— begin Data to process —

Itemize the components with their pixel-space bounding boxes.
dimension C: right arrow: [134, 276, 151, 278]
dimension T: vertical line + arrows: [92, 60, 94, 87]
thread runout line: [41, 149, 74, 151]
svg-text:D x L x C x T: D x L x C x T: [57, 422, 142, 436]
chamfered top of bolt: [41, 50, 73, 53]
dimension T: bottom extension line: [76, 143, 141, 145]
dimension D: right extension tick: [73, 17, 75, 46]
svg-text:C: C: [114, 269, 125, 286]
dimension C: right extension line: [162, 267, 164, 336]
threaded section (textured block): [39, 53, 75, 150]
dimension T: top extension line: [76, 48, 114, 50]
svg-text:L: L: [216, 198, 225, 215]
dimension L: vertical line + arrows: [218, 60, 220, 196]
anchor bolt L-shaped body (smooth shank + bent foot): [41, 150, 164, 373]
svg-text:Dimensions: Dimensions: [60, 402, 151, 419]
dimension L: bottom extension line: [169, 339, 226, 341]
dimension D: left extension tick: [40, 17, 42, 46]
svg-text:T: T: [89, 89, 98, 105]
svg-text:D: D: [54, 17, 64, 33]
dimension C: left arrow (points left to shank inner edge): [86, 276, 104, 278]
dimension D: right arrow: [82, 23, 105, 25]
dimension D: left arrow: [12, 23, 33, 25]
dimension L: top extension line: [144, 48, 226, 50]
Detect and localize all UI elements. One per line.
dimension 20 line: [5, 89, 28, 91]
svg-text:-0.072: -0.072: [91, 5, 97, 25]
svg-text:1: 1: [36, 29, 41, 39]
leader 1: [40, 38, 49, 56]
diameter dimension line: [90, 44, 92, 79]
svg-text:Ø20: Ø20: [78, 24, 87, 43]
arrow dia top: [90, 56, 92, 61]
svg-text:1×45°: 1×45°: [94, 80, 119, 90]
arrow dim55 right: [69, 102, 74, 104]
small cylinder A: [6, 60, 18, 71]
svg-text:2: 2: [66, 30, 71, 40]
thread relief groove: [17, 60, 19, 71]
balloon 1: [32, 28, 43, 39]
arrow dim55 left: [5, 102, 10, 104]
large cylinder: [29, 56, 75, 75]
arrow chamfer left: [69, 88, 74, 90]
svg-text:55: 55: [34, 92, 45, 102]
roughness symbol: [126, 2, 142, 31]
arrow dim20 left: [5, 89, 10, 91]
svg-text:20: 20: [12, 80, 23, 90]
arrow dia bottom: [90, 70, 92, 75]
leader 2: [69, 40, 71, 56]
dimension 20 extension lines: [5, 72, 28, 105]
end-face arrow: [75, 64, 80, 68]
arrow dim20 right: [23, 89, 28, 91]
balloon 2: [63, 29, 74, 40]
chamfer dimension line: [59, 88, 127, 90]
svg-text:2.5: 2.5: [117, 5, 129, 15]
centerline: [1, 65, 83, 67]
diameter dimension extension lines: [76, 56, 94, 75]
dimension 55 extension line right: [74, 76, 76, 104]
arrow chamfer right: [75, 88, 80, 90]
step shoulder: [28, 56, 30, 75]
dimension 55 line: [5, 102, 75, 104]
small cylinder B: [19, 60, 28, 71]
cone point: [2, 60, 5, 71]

— end Data to process —

Rewrite the items from the first line through the line containing "dimension T: bottom", inclusive, with "chamfered" replaced by "beveled" and nothing else changed.

Itemize the components with their pixel-space bounding boxes.
dimension C: right arrow: [134, 276, 151, 278]
dimension T: vertical line + arrows: [92, 60, 94, 87]
thread runout line: [41, 149, 74, 151]
svg-text:D x L x C x T: D x L x C x T: [57, 422, 142, 436]
beveled top of bolt: [41, 50, 73, 53]
dimension T: bottom extension line: [76, 143, 141, 145]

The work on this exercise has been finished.